■ Testo estratto
══════

La Corte dichiara inammissibile il ricorso e condanna parte ricorrente al pagamento delle spese del presente giudizio di legittimità che liquida in Euro 200,00 per esborsi ed Euro 3.000,00 per compensi, oltre spese generali al 15% ed altri accessori di legge.

══════

■ Voci estratte
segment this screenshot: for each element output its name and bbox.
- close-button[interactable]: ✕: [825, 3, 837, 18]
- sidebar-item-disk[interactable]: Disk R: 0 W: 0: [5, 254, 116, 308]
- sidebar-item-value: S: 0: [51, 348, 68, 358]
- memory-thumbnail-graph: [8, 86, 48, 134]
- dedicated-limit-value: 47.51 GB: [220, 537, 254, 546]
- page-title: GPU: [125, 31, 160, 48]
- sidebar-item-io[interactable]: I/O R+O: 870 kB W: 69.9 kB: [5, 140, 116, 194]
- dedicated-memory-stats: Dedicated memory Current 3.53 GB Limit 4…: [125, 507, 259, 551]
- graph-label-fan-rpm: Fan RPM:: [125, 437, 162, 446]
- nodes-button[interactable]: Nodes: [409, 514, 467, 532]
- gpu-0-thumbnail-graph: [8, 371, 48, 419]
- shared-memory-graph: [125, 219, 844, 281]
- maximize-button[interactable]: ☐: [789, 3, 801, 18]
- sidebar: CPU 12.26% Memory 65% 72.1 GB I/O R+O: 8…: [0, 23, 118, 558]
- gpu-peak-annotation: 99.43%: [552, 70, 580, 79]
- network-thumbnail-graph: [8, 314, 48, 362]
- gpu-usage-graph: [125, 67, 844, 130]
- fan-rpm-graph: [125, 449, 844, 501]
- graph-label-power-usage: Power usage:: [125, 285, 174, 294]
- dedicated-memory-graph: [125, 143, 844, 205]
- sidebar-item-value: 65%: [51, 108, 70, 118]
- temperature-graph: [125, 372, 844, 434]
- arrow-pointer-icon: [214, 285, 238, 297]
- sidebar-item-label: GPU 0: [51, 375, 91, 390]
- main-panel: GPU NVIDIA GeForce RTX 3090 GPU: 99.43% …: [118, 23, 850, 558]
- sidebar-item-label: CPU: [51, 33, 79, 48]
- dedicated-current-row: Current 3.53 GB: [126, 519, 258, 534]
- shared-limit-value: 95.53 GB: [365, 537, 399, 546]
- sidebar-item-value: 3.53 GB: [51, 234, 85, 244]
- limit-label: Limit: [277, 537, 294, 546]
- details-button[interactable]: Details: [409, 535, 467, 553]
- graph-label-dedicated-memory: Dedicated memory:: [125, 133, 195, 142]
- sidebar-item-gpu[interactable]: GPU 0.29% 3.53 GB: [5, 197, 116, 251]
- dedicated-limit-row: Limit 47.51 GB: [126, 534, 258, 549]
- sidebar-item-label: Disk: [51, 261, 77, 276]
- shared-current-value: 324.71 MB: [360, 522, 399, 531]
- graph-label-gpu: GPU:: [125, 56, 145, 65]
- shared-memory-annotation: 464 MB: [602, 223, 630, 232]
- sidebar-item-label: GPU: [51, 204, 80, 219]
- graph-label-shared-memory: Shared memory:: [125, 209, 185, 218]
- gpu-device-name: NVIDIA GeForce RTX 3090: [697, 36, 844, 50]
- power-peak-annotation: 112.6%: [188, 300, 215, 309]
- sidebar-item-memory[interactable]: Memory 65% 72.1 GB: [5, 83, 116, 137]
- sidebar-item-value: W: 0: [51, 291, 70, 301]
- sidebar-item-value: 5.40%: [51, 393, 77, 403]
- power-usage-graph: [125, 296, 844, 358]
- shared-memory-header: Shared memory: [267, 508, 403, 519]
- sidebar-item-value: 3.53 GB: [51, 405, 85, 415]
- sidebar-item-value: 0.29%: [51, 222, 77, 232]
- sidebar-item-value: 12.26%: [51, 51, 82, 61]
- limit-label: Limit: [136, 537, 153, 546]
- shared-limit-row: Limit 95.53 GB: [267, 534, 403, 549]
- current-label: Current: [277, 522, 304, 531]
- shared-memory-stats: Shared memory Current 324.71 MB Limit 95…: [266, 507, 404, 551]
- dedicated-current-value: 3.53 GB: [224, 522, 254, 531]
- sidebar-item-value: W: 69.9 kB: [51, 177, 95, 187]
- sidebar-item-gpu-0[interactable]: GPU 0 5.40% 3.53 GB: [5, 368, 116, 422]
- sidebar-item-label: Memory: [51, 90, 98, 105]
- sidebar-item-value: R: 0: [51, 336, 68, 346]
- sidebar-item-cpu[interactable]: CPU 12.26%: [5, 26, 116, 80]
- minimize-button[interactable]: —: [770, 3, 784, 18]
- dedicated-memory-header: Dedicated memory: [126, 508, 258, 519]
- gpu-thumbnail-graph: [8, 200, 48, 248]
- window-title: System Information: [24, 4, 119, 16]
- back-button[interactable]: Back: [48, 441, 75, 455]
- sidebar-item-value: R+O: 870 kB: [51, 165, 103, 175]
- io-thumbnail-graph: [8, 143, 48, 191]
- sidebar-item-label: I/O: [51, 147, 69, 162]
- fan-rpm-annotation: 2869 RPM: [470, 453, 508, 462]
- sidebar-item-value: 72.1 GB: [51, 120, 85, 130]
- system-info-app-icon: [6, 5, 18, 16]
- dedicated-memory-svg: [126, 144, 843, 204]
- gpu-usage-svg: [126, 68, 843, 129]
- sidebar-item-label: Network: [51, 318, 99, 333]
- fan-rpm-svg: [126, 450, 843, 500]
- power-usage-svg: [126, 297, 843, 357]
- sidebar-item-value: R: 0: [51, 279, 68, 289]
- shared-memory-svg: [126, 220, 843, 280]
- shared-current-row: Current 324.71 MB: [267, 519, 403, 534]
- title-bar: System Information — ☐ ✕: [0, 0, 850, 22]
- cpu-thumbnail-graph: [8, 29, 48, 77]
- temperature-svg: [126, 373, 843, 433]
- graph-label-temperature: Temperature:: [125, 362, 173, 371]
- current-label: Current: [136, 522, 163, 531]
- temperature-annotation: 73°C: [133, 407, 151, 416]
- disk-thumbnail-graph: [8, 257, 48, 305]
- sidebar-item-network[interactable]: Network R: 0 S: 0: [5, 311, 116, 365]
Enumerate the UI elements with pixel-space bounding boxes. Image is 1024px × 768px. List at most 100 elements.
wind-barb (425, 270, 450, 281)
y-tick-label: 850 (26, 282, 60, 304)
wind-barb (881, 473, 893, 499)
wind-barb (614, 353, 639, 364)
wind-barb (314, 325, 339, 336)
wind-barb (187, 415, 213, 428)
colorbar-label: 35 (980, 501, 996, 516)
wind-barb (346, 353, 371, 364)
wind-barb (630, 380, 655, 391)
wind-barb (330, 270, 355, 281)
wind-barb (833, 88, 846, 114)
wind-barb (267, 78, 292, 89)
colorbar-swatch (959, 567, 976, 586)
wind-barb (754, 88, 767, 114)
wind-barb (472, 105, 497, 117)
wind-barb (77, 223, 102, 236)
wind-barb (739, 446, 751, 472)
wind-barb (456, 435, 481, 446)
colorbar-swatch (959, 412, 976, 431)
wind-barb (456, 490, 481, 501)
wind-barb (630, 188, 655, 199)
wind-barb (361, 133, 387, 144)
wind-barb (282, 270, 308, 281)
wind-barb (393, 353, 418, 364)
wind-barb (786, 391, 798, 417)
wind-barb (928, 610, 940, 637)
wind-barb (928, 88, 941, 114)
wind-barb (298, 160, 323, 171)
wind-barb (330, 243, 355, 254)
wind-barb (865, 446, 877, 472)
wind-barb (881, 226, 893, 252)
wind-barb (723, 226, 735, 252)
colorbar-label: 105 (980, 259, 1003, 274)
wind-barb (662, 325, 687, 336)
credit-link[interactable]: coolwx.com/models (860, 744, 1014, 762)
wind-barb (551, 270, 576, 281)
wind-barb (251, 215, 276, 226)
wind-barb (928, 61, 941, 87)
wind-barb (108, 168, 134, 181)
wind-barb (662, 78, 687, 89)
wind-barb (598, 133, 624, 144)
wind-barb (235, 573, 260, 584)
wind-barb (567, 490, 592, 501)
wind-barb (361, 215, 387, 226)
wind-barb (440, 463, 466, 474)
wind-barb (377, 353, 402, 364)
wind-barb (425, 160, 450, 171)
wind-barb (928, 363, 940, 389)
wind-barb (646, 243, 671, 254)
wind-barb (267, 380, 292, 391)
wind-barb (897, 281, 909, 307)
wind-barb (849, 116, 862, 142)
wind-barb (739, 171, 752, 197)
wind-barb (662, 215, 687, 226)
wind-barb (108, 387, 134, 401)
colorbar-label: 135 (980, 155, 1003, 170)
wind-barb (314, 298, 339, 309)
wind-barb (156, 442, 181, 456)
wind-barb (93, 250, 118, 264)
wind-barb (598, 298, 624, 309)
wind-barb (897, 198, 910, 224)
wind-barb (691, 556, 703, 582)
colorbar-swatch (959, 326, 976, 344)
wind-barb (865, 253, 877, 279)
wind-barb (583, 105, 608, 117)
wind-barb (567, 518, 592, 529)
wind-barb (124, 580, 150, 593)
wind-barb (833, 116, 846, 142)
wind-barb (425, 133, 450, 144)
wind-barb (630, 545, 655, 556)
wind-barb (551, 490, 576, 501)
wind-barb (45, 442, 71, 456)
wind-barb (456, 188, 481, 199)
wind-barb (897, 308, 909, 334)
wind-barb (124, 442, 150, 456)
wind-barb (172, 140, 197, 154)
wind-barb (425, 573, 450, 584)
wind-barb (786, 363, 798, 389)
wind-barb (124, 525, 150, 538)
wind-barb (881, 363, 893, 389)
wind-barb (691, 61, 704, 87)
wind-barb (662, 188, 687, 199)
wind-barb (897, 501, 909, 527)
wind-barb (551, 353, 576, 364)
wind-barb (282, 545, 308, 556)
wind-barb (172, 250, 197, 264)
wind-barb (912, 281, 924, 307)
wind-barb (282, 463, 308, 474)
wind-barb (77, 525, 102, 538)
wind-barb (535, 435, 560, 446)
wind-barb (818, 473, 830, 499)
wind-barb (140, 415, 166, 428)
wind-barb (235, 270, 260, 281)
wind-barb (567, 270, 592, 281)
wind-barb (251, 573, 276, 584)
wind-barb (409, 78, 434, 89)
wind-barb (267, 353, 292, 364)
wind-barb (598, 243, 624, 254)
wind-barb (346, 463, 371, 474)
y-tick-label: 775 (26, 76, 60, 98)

══════

■ Compiti da svolgere
1: Ripeti senza modifiche la parte del testo sulla decisione della Corte che inizia con le parole contenenti "La Corte dichiara" e termina con "accessori di legge.".
2: Riprendi il testo sulla decisione della Corte dal punto in cui si interrompe e proseguilo.

■ Risposte per voce
1:
La Corte dichiara inammissibile il ricorso e condanna parte ricorrente al pagamento delle spese del presente giudizio di legittimità che liquida in Euro 200,00 per esborsi ed Euro 3.000,00 per compensi, oltre spese generali al 15% ed altri accessori di legge.

2:
Ai sensi del D.P.R. n. 115 del 2002, art. 13, comma 1 quater, dà atto della sussistenza dei presupposti per il versamento da parte del ricorrente, dell’ulteriore importo a titolo di contributo unificato pari a quello dovuto per il ricorso, a norma dello stesso art. 13, comma 1 bis.

Così deciso in Roma, nell’adunanza camerale, il 26 giugno 2019.